▸ Exercise goal
Exclude the pictures and retype the entries as written.

▸ Data listing
________________
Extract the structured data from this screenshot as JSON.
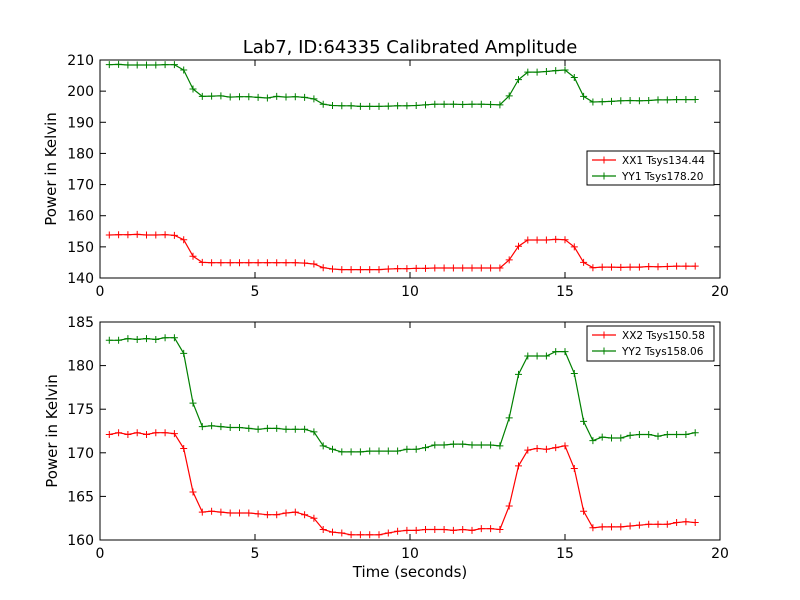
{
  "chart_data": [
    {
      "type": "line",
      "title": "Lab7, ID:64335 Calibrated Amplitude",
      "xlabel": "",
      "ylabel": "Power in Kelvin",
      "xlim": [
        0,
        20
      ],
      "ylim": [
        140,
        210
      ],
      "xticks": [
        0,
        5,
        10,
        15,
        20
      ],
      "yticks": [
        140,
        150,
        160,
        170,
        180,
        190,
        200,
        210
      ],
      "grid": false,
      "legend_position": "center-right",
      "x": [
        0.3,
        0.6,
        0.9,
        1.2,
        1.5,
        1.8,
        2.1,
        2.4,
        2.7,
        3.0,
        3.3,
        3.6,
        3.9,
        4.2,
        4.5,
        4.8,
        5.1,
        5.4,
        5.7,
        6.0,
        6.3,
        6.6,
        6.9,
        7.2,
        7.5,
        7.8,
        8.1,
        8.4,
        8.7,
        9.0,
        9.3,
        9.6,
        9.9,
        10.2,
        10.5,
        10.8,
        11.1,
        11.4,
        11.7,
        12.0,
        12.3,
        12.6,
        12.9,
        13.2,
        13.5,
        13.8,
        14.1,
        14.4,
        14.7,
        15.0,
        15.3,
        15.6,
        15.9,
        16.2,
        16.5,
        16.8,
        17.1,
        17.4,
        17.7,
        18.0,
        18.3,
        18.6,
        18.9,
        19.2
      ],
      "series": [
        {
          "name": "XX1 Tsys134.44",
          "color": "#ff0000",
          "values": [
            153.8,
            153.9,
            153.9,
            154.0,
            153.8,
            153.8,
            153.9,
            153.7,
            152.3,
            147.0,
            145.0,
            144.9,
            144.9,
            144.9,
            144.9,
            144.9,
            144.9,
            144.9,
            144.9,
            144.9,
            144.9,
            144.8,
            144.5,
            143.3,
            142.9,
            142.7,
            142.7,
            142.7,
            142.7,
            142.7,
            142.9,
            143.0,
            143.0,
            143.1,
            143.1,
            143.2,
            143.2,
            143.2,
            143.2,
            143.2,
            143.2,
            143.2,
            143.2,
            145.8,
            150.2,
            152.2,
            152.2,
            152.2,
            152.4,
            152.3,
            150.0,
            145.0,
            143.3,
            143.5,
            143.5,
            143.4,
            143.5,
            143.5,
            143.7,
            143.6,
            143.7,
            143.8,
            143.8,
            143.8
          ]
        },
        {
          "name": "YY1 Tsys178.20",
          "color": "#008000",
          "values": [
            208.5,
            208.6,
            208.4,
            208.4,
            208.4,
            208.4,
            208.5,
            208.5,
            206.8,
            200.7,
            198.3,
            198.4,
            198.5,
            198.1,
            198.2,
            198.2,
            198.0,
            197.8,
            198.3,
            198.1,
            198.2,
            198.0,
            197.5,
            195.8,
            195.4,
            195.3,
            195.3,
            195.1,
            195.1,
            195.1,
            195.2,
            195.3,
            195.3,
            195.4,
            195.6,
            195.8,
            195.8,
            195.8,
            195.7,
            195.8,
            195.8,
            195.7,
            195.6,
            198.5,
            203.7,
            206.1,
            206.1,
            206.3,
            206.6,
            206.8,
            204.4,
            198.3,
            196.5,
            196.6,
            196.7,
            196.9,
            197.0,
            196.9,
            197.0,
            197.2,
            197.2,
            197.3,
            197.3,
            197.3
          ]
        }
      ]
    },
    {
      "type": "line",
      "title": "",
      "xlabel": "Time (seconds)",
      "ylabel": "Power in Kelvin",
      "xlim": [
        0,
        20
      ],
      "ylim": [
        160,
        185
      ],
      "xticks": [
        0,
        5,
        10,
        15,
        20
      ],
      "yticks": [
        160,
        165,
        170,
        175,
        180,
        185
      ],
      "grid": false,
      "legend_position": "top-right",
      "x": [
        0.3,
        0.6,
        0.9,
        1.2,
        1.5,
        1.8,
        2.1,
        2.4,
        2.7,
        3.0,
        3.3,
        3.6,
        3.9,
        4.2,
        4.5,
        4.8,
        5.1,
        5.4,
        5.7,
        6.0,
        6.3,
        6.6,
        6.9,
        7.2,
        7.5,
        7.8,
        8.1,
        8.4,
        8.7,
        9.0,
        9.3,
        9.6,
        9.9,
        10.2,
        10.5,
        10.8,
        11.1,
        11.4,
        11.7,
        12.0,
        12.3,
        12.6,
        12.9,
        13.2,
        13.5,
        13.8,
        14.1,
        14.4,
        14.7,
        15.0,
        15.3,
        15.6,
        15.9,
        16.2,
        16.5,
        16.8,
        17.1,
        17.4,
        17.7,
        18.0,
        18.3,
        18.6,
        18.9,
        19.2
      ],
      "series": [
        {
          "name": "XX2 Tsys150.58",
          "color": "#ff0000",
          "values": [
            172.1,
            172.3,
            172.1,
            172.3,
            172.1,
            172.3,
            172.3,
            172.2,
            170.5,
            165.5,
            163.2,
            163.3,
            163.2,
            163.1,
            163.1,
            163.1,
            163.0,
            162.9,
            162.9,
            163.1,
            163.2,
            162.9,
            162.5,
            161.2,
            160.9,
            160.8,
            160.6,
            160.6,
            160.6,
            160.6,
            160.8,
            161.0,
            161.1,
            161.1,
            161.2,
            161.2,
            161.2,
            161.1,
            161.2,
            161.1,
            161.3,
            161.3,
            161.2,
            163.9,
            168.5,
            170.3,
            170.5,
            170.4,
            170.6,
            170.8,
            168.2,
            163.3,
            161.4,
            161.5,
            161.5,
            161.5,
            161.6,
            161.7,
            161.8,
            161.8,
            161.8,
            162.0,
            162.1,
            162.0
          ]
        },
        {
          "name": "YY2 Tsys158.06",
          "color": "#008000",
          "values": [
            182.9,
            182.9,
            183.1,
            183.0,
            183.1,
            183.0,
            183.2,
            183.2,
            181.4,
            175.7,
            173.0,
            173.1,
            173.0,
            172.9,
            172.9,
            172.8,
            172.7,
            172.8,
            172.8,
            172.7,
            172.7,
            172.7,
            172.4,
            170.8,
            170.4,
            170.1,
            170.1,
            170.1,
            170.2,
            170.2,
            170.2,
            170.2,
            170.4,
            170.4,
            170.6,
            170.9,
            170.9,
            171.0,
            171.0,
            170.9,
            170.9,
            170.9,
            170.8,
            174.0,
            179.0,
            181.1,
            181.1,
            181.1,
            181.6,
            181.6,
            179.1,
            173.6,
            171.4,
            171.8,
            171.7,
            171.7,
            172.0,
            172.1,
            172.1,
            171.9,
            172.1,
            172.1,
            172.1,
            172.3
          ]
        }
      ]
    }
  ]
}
________________
▸ Response below
Extract the structured data from this screenshot as JSON.
{
  "chart_data": [
    {
      "type": "line",
      "title": "Lab7, ID:64335 Calibrated Amplitude",
      "xlabel": "",
      "ylabel": "Power in Kelvin",
      "xlim": [
        0,
        20
      ],
      "ylim": [
        140,
        210
      ],
      "xticks": [
        0,
        5,
        10,
        15,
        20
      ],
      "yticks": [
        140,
        150,
        160,
        170,
        180,
        190,
        200,
        210
      ],
      "grid": false,
      "legend_position": "center-right",
      "x": [
        0.3,
        0.6,
        0.9,
        1.2,
        1.5,
        1.8,
        2.1,
        2.4,
        2.7,
        3.0,
        3.3,
        3.6,
        3.9,
        4.2,
        4.5,
        4.8,
        5.1,
        5.4,
        5.7,
        6.0,
        6.3,
        6.6,
        6.9,
        7.2,
        7.5,
        7.8,
        8.1,
        8.4,
        8.7,
        9.0,
        9.3,
        9.6,
        9.9,
        10.2,
        10.5,
        10.8,
        11.1,
        11.4,
        11.7,
        12.0,
        12.3,
        12.6,
        12.9,
        13.2,
        13.5,
        13.8,
        14.1,
        14.4,
        14.7,
        15.0,
        15.3,
        15.6,
        15.9,
        16.2,
        16.5,
        16.8,
        17.1,
        17.4,
        17.7,
        18.0,
        18.3,
        18.6,
        18.9,
        19.2
      ],
      "series": [
        {
          "name": "XX1 Tsys134.44",
          "color": "#ff0000",
          "values": [
            153.8,
            153.9,
            153.9,
            154.0,
            153.8,
            153.8,
            153.9,
            153.7,
            152.3,
            147.0,
            145.0,
            144.9,
            144.9,
            144.9,
            144.9,
            144.9,
            144.9,
            144.9,
            144.9,
            144.9,
            144.9,
            144.8,
            144.5,
            143.3,
            142.9,
            142.7,
            142.7,
            142.7,
            142.7,
            142.7,
            142.9,
            143.0,
            143.0,
            143.1,
            143.1,
            143.2,
            143.2,
            143.2,
            143.2,
            143.2,
            143.2,
            143.2,
            143.2,
            145.8,
            150.2,
            152.2,
            152.2,
            152.2,
            152.4,
            152.3,
            150.0,
            145.0,
            143.3,
            143.5,
            143.5,
            143.4,
            143.5,
            143.5,
            143.7,
            143.6,
            143.7,
            143.8,
            143.8,
            143.8
          ]
        },
        {
          "name": "YY1 Tsys178.20",
          "color": "#008000",
          "values": [
            208.5,
            208.6,
            208.4,
            208.4,
            208.4,
            208.4,
            208.5,
            208.5,
            206.8,
            200.7,
            198.3,
            198.4,
            198.5,
            198.1,
            198.2,
            198.2,
            198.0,
            197.8,
            198.3,
            198.1,
            198.2,
            198.0,
            197.5,
            195.8,
            195.4,
            195.3,
            195.3,
            195.1,
            195.1,
            195.1,
            195.2,
            195.3,
            195.3,
            195.4,
            195.6,
            195.8,
            195.8,
            195.8,
            195.7,
            195.8,
            195.8,
            195.7,
            195.6,
            198.5,
            203.7,
            206.1,
            206.1,
            206.3,
            206.6,
            206.8,
            204.4,
            198.3,
            196.5,
            196.6,
            196.7,
            196.9,
            197.0,
            196.9,
            197.0,
            197.2,
            197.2,
            197.3,
            197.3,
            197.3
          ]
        }
      ]
    },
    {
      "type": "line",
      "title": "",
      "xlabel": "Time (seconds)",
      "ylabel": "Power in Kelvin",
      "xlim": [
        0,
        20
      ],
      "ylim": [
        160,
        185
      ],
      "xticks": [
        0,
        5,
        10,
        15,
        20
      ],
      "yticks": [
        160,
        165,
        170,
        175,
        180,
        185
      ],
      "grid": false,
      "legend_position": "top-right",
      "x": [
        0.3,
        0.6,
        0.9,
        1.2,
        1.5,
        1.8,
        2.1,
        2.4,
        2.7,
        3.0,
        3.3,
        3.6,
        3.9,
        4.2,
        4.5,
        4.8,
        5.1,
        5.4,
        5.7,
        6.0,
        6.3,
        6.6,
        6.9,
        7.2,
        7.5,
        7.8,
        8.1,
        8.4,
        8.7,
        9.0,
        9.3,
        9.6,
        9.9,
        10.2,
        10.5,
        10.8,
        11.1,
        11.4,
        11.7,
        12.0,
        12.3,
        12.6,
        12.9,
        13.2,
        13.5,
        13.8,
        14.1,
        14.4,
        14.7,
        15.0,
        15.3,
        15.6,
        15.9,
        16.2,
        16.5,
        16.8,
        17.1,
        17.4,
        17.7,
        18.0,
        18.3,
        18.6,
        18.9,
        19.2
      ],
      "series": [
        {
          "name": "XX2 Tsys150.58",
          "color": "#ff0000",
          "values": [
            172.1,
            172.3,
            172.1,
            172.3,
            172.1,
            172.3,
            172.3,
            172.2,
            170.5,
            165.5,
            163.2,
            163.3,
            163.2,
            163.1,
            163.1,
            163.1,
            163.0,
            162.9,
            162.9,
            163.1,
            163.2,
            162.9,
            162.5,
            161.2,
            160.9,
            160.8,
            160.6,
            160.6,
            160.6,
            160.6,
            160.8,
            161.0,
            161.1,
            161.1,
            161.2,
            161.2,
            161.2,
            161.1,
            161.2,
            161.1,
            161.3,
            161.3,
            161.2,
            163.9,
            168.5,
            170.3,
            170.5,
            170.4,
            170.6,
            170.8,
            168.2,
            163.3,
            161.4,
            161.5,
            161.5,
            161.5,
            161.6,
            161.7,
            161.8,
            161.8,
            161.8,
            162.0,
            162.1,
            162.0
          ]
        },
        {
          "name": "YY2 Tsys158.06",
          "color": "#008000",
          "values": [
            182.9,
            182.9,
            183.1,
            183.0,
            183.1,
            183.0,
            183.2,
            183.2,
            181.4,
            175.7,
            173.0,
            173.1,
            173.0,
            172.9,
            172.9,
            172.8,
            172.7,
            172.8,
            172.8,
            172.7,
            172.7,
            172.7,
            172.4,
            170.8,
            170.4,
            170.1,
            170.1,
            170.1,
            170.2,
            170.2,
            170.2,
            170.2,
            170.4,
            170.4,
            170.6,
            170.9,
            170.9,
            171.0,
            171.0,
            170.9,
            170.9,
            170.9,
            170.8,
            174.0,
            179.0,
            181.1,
            181.1,
            181.1,
            181.6,
            181.6,
            179.1,
            173.6,
            171.4,
            171.8,
            171.7,
            171.7,
            172.0,
            172.1,
            172.1,
            171.9,
            172.1,
            172.1,
            172.1,
            172.3
          ]
        }
      ]
    }
  ]
}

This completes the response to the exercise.